--- MATERIAL SUPPLIED ---
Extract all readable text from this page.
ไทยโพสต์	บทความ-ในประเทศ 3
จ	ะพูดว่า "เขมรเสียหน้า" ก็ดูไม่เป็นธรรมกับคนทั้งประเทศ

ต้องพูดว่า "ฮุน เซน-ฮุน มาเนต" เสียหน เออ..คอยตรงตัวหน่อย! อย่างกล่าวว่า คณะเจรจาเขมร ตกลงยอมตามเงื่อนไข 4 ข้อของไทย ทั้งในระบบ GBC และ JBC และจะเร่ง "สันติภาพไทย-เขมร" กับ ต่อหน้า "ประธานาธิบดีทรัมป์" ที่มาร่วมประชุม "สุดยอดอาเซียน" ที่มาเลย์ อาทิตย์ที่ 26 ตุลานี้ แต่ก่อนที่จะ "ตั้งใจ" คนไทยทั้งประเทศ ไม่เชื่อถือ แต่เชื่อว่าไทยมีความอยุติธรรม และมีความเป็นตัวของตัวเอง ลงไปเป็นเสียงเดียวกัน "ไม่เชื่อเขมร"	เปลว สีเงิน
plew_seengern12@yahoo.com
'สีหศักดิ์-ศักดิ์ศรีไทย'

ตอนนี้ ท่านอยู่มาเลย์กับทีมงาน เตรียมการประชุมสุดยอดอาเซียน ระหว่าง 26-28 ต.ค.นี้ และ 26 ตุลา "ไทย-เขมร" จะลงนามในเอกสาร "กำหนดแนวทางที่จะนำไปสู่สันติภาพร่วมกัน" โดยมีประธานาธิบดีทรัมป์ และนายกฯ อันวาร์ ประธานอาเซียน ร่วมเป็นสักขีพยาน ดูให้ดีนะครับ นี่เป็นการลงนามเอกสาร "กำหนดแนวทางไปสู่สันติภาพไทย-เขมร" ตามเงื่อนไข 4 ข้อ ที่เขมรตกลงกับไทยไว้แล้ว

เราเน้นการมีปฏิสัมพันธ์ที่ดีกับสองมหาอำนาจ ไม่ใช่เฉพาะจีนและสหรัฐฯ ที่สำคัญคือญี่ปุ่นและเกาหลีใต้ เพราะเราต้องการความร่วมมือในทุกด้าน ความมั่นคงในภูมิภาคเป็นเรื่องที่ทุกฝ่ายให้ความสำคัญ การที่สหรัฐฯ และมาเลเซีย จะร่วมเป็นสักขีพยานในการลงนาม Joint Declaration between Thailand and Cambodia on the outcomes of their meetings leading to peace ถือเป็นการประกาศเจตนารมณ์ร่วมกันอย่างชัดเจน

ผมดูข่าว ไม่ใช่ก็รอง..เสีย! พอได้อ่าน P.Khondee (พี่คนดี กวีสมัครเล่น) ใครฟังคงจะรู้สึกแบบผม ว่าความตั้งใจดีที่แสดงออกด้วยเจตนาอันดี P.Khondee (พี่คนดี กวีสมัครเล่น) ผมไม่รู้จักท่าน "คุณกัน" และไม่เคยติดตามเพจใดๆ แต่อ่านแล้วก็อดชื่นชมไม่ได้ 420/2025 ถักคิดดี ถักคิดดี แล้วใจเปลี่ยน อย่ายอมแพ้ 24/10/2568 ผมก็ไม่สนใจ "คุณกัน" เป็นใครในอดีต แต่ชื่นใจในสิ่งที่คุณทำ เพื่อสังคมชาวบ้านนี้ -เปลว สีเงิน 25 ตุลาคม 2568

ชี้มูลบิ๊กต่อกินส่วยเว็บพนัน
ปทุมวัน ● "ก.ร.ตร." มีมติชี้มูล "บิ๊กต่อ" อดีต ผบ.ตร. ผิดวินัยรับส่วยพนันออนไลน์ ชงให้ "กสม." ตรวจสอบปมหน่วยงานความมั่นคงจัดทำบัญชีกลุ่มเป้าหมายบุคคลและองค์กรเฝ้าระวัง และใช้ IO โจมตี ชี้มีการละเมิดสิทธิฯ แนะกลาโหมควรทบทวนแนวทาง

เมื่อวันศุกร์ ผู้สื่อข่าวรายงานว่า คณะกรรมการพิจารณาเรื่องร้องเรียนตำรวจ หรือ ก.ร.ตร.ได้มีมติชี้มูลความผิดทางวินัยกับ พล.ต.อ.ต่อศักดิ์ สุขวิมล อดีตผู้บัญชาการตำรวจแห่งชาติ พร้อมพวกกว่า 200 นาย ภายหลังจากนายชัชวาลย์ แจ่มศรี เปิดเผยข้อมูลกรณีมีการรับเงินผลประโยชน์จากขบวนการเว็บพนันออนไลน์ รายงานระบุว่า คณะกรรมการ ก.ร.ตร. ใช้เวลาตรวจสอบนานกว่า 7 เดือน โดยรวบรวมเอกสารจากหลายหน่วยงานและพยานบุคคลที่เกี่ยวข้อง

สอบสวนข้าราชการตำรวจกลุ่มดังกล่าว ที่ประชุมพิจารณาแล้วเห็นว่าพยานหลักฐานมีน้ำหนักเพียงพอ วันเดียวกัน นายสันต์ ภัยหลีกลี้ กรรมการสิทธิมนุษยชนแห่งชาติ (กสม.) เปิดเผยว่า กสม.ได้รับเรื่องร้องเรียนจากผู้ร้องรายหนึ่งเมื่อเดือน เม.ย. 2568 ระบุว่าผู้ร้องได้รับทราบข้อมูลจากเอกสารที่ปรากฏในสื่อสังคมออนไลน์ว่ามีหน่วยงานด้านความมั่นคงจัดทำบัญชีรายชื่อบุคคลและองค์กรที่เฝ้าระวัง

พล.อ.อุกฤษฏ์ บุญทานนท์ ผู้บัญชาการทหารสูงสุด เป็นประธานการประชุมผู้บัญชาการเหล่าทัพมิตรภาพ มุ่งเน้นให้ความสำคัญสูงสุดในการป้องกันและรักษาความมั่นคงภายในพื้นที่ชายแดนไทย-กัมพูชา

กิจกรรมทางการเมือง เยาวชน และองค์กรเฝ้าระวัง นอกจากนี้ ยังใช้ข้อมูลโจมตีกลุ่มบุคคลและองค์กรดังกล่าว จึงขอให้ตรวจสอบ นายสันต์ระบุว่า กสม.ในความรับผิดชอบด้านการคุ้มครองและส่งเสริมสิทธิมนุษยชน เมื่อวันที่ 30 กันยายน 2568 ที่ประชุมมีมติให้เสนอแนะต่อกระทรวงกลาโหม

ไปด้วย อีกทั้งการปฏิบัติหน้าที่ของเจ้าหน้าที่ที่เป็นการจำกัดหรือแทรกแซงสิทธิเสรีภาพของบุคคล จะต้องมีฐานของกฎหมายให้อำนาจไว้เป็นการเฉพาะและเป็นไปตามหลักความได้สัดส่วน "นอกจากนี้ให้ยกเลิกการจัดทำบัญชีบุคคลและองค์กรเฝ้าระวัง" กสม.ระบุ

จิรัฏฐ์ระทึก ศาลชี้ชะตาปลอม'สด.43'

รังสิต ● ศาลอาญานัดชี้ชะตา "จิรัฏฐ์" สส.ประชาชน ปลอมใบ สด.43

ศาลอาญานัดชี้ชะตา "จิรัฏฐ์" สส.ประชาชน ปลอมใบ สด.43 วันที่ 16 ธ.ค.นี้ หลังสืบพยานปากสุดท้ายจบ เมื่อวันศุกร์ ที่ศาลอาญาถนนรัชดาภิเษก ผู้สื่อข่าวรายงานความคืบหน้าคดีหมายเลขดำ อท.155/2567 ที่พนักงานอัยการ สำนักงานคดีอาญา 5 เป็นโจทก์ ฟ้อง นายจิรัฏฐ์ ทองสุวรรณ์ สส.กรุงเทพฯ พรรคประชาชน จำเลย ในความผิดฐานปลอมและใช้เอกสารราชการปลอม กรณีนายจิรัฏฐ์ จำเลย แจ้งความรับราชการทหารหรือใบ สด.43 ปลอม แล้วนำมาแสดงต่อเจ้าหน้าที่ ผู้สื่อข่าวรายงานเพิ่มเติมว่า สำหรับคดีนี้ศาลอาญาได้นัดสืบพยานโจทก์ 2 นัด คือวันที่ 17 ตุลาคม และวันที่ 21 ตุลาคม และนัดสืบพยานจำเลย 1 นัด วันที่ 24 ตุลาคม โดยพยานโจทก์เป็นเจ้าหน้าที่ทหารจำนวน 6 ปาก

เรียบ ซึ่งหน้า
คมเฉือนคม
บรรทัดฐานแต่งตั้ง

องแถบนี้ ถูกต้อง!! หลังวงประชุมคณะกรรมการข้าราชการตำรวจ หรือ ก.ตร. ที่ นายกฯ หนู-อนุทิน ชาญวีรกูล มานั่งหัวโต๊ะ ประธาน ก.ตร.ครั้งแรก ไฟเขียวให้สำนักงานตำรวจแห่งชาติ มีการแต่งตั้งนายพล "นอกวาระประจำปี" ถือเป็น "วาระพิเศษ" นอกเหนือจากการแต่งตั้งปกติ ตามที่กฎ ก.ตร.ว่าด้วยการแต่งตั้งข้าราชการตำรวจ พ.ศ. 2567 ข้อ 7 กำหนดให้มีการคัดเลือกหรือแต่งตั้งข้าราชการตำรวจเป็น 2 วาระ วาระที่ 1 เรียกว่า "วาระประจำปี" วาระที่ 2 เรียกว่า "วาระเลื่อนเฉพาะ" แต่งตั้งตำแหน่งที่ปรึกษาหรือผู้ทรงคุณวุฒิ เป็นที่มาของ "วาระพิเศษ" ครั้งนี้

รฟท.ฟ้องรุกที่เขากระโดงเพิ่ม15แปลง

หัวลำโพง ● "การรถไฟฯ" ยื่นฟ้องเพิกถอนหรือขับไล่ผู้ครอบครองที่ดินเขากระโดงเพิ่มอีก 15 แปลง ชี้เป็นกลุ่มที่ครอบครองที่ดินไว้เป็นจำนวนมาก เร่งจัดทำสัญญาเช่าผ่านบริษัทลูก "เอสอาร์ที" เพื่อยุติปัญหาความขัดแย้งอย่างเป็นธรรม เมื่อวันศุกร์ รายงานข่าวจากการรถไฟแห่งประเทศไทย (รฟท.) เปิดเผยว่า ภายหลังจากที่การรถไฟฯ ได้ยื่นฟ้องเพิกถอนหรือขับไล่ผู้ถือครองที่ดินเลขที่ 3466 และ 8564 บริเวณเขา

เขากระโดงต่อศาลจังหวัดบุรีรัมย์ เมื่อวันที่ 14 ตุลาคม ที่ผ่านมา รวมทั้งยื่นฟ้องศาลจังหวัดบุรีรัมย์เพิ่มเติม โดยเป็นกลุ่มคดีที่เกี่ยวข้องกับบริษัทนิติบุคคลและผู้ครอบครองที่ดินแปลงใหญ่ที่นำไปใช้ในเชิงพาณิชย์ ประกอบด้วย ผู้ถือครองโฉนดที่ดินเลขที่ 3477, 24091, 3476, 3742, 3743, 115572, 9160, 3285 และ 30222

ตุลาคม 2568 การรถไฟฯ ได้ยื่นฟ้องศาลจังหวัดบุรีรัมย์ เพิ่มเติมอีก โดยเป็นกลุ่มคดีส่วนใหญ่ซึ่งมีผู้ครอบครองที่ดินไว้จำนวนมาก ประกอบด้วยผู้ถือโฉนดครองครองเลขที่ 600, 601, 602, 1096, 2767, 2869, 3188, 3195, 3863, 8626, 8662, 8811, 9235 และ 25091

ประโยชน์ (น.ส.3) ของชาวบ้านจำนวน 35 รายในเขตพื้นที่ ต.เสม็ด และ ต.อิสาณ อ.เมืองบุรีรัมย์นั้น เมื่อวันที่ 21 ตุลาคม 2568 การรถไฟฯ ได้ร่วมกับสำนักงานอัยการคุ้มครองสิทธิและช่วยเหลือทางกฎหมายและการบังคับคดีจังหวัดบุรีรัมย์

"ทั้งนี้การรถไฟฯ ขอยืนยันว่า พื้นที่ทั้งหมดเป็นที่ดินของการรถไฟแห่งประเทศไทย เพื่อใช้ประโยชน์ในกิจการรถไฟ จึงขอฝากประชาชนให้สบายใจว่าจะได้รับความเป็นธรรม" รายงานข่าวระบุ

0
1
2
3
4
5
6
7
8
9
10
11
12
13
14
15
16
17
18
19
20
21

--- WHAT IS EXPECTED ---
Find the lines containing "ศาลอาญาน" and list every one of them.

--- RESPONSE FOR THIS EXERCISE ---
รังสิต ● ศาลอาญานัดชี้ชะตา "จิรัฏฐ์" สส.ประชาชน ปลอมใบ สด.43
ศาลอาญานัดชี้ชะตา "จิรัฏฐ์" สส.ประชาชน ปลอมใบ สด.43 วันที่ 16 ธ.ค.นี้ หลังสืบพยานปากสุดท้ายจบ เมื่อวันศุกร์ ที่ศาลอาญาถนนรัชดาภิเษก ผู้สื่อข่าวรายงานความคืบหน้าคดีหมายเลขดำ อท.155/2567 ที่พนักงานอัยการ สำนักงานคดีอาญา 5 เป็นโจทก์ ฟ้อง นายจิรัฏฐ์ ทองสุวรรณ์ สส.กรุงเทพฯ พรรคประชาชน จำเลย ในความผิดฐานปลอมและใช้เอกสารราชการปลอม กรณีนายจิรัฏฐ์ จำเลย แจ้งความรับราชการทหารหรือใบ สด.43 ปลอม แล้วนำมาแสดงต่อเจ้าหน้าที่ ผู้สื่อข่าวรายงานเพิ่มเติมว่า สำหรับคดีนี้ศาลอาญาได้นัดสืบพยานโจทก์ 2 นัด คือวันที่ 17 ตุลาคม และวันที่ 21 ตุลาคม และนัดสืบพยานจำเลย 1 นัด วันที่ 24 ตุลาคม โดยพยานโจทก์เป็นเจ้าหน้าที่ทหารจำนวน 6 ปาก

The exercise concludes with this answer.